-- Start of Excerpted data --

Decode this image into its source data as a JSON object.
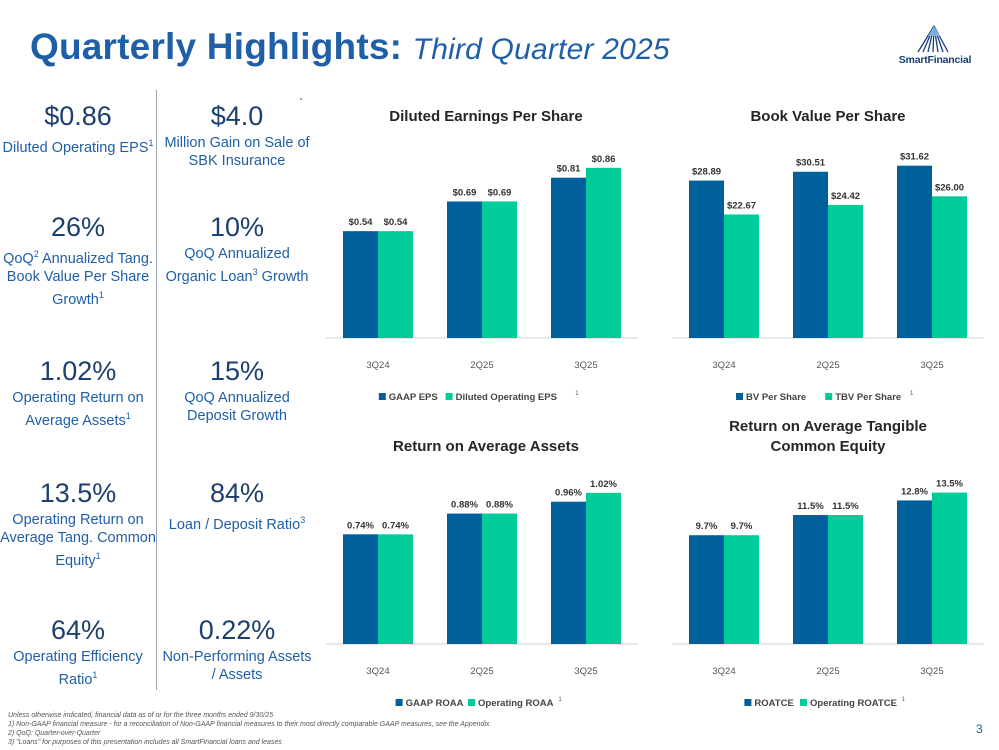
{
  "header": {
    "title_main": "Quarterly Highlights:",
    "title_sub": "Third Quarter 2025",
    "logo_text": "SmartFinancial",
    "page_number": "3"
  },
  "kpis_left": [
    {
      "value": "$0.86",
      "label": "Diluted Operating EPS",
      "note": "1"
    },
    {
      "value": "26%",
      "label": "QoQ Annualized Tang. Book Value Per Share Growth",
      "note": "1",
      "label_prefix": "QoQ",
      "label_prefix_note": "2",
      "label_rest": "Annualized Tang. Book Value Per Share Growth"
    },
    {
      "value": "1.02%",
      "label": "Operating Return on Average Assets",
      "note": "1"
    },
    {
      "value": "13.5%",
      "label": "Operating Return on Average Tang. Common Equity",
      "note": "1"
    },
    {
      "value": "64%",
      "label": "Operating Efficiency Ratio",
      "note": "1"
    }
  ],
  "kpis_right": [
    {
      "value": "$4.0",
      "label": "Million Gain on Sale of SBK Insurance",
      "note": ""
    },
    {
      "value": "10%",
      "label": "QoQ Annualized Organic Loan",
      "note": "3",
      "label_end": "Growth"
    },
    {
      "value": "15%",
      "label": "QoQ Annualized Deposit Growth",
      "note": ""
    },
    {
      "value": "84%",
      "label": "Loan / Deposit Ratio",
      "note": "3"
    },
    {
      "value": "0.22%",
      "label": "Non-Performing Assets / Assets",
      "note": ""
    }
  ],
  "colors": {
    "series1": "#00609c",
    "series2": "#00cc99",
    "brand": "#1f5fa8"
  },
  "chart_data": [
    {
      "type": "bar",
      "title": "Diluted Earnings Per Share",
      "categories": [
        "3Q24",
        "2Q25",
        "3Q25"
      ],
      "series": [
        {
          "name": "GAAP EPS",
          "values": [
            0.54,
            0.69,
            0.81
          ],
          "labels": [
            "$0.54",
            "$0.69",
            "$0.81"
          ]
        },
        {
          "name": "Diluted Operating EPS",
          "values": [
            0.54,
            0.69,
            0.86
          ],
          "labels": [
            "$0.54",
            "$0.69",
            "$0.86"
          ],
          "note": "1"
        }
      ],
      "ylim": [
        0,
        0.95
      ]
    },
    {
      "type": "bar",
      "title": "Book Value Per Share",
      "categories": [
        "3Q24",
        "2Q25",
        "3Q25"
      ],
      "series": [
        {
          "name": "BV Per Share",
          "values": [
            28.89,
            30.51,
            31.62
          ],
          "labels": [
            "$28.89",
            "$30.51",
            "$31.62"
          ]
        },
        {
          "name": "TBV Per Share",
          "values": [
            22.67,
            24.42,
            26.0
          ],
          "labels": [
            "$22.67",
            "$24.42",
            "$26.00"
          ],
          "note": "1"
        }
      ],
      "ylim": [
        0,
        34.5
      ]
    },
    {
      "type": "bar",
      "title": "Return on Average Assets",
      "categories": [
        "3Q24",
        "2Q25",
        "3Q25"
      ],
      "series": [
        {
          "name": "GAAP ROAA",
          "values": [
            0.74,
            0.88,
            0.96
          ],
          "labels": [
            "0.74%",
            "0.88%",
            "0.96%"
          ]
        },
        {
          "name": "Operating ROAA",
          "values": [
            0.74,
            0.88,
            1.02
          ],
          "labels": [
            "0.74%",
            "0.88%",
            "1.02%"
          ],
          "note": "1"
        }
      ],
      "ylim": [
        0,
        1.12
      ]
    },
    {
      "type": "bar",
      "title": "Return on Average Tangible Common Equity",
      "categories": [
        "3Q24",
        "2Q25",
        "3Q25"
      ],
      "series": [
        {
          "name": "ROATCE",
          "values": [
            9.7,
            11.5,
            12.8
          ],
          "labels": [
            "9.7%",
            "11.5%",
            "12.8%"
          ]
        },
        {
          "name": "Operating ROATCE",
          "values": [
            9.7,
            11.5,
            13.5
          ],
          "labels": [
            "9.7%",
            "11.5%",
            "13.5%"
          ],
          "note": "1"
        }
      ],
      "ylim": [
        0,
        14.8
      ]
    }
  ],
  "footnotes": [
    "Unless otherwise indicated, financial data as of or for the three months ended 9/30/25",
    "1)   Non-GAAP financial measure - for a reconciliation of Non-GAAP financial measures to their most directly comparable GAAP measures, see the Appendix",
    "2)   QoQ: Quarter-over-Quarter",
    "3)   \"Loans\" for purposes of this presentation includes all SmartFinancial loans and leases"
  ]
}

-- End of Excerpted data --

Exercise prompt: Transcribe all the data word for word; the images stay out.

Result of this exercise:
Decode this image into its source data as a JSON object.
{
  "header": {
    "title_main": "Quarterly Highlights:",
    "title_sub": "Third Quarter 2025",
    "logo_text": "SmartFinancial",
    "page_number": "3"
  },
  "kpis_left": [
    {
      "value": "$0.86",
      "label": "Diluted Operating EPS",
      "note": "1"
    },
    {
      "value": "26%",
      "label": "QoQ Annualized Tang. Book Value Per Share Growth",
      "note": "1",
      "label_prefix": "QoQ",
      "label_prefix_note": "2",
      "label_rest": "Annualized Tang. Book Value Per Share Growth"
    },
    {
      "value": "1.02%",
      "label": "Operating Return on Average Assets",
      "note": "1"
    },
    {
      "value": "13.5%",
      "label": "Operating Return on Average Tang. Common Equity",
      "note": "1"
    },
    {
      "value": "64%",
      "label": "Operating Efficiency Ratio",
      "note": "1"
    }
  ],
  "kpis_right": [
    {
      "value": "$4.0",
      "label": "Million Gain on Sale of SBK Insurance",
      "note": ""
    },
    {
      "value": "10%",
      "label": "QoQ Annualized Organic Loan",
      "note": "3",
      "label_end": "Growth"
    },
    {
      "value": "15%",
      "label": "QoQ Annualized Deposit Growth",
      "note": ""
    },
    {
      "value": "84%",
      "label": "Loan / Deposit Ratio",
      "note": "3"
    },
    {
      "value": "0.22%",
      "label": "Non-Performing Assets / Assets",
      "note": ""
    }
  ],
  "colors": {
    "series1": "#00609c",
    "series2": "#00cc99",
    "brand": "#1f5fa8"
  },
  "chart_data": [
    {
      "type": "bar",
      "title": "Diluted Earnings Per Share",
      "categories": [
        "3Q24",
        "2Q25",
        "3Q25"
      ],
      "series": [
        {
          "name": "GAAP EPS",
          "values": [
            0.54,
            0.69,
            0.81
          ],
          "labels": [
            "$0.54",
            "$0.69",
            "$0.81"
          ]
        },
        {
          "name": "Diluted Operating EPS",
          "values": [
            0.54,
            0.69,
            0.86
          ],
          "labels": [
            "$0.54",
            "$0.69",
            "$0.86"
          ],
          "note": "1"
        }
      ],
      "ylim": [
        0,
        0.95
      ]
    },
    {
      "type": "bar",
      "title": "Book Value Per Share",
      "categories": [
        "3Q24",
        "2Q25",
        "3Q25"
      ],
      "series": [
        {
          "name": "BV Per Share",
          "values": [
            28.89,
            30.51,
            31.62
          ],
          "labels": [
            "$28.89",
            "$30.51",
            "$31.62"
          ]
        },
        {
          "name": "TBV Per Share",
          "values": [
            22.67,
            24.42,
            26.0
          ],
          "labels": [
            "$22.67",
            "$24.42",
            "$26.00"
          ],
          "note": "1"
        }
      ],
      "ylim": [
        0,
        34.5
      ]
    },
    {
      "type": "bar",
      "title": "Return on Average Assets",
      "categories": [
        "3Q24",
        "2Q25",
        "3Q25"
      ],
      "series": [
        {
          "name": "GAAP ROAA",
          "values": [
            0.74,
            0.88,
            0.96
          ],
          "labels": [
            "0.74%",
            "0.88%",
            "0.96%"
          ]
        },
        {
          "name": "Operating ROAA",
          "values": [
            0.74,
            0.88,
            1.02
          ],
          "labels": [
            "0.74%",
            "0.88%",
            "1.02%"
          ],
          "note": "1"
        }
      ],
      "ylim": [
        0,
        1.12
      ]
    },
    {
      "type": "bar",
      "title": "Return on Average Tangible Common Equity",
      "categories": [
        "3Q24",
        "2Q25",
        "3Q25"
      ],
      "series": [
        {
          "name": "ROATCE",
          "values": [
            9.7,
            11.5,
            12.8
          ],
          "labels": [
            "9.7%",
            "11.5%",
            "12.8%"
          ]
        },
        {
          "name": "Operating ROATCE",
          "values": [
            9.7,
            11.5,
            13.5
          ],
          "labels": [
            "9.7%",
            "11.5%",
            "13.5%"
          ],
          "note": "1"
        }
      ],
      "ylim": [
        0,
        14.8
      ]
    }
  ],
  "footnotes": [
    "Unless otherwise indicated, financial data as of or for the three months ended 9/30/25",
    "1)   Non-GAAP financial measure - for a reconciliation of Non-GAAP financial measures to their most directly comparable GAAP measures, see the Appendix",
    "2)   QoQ: Quarter-over-Quarter",
    "3)   \"Loans\" for purposes of this presentation includes all SmartFinancial loans and leases"
  ]
}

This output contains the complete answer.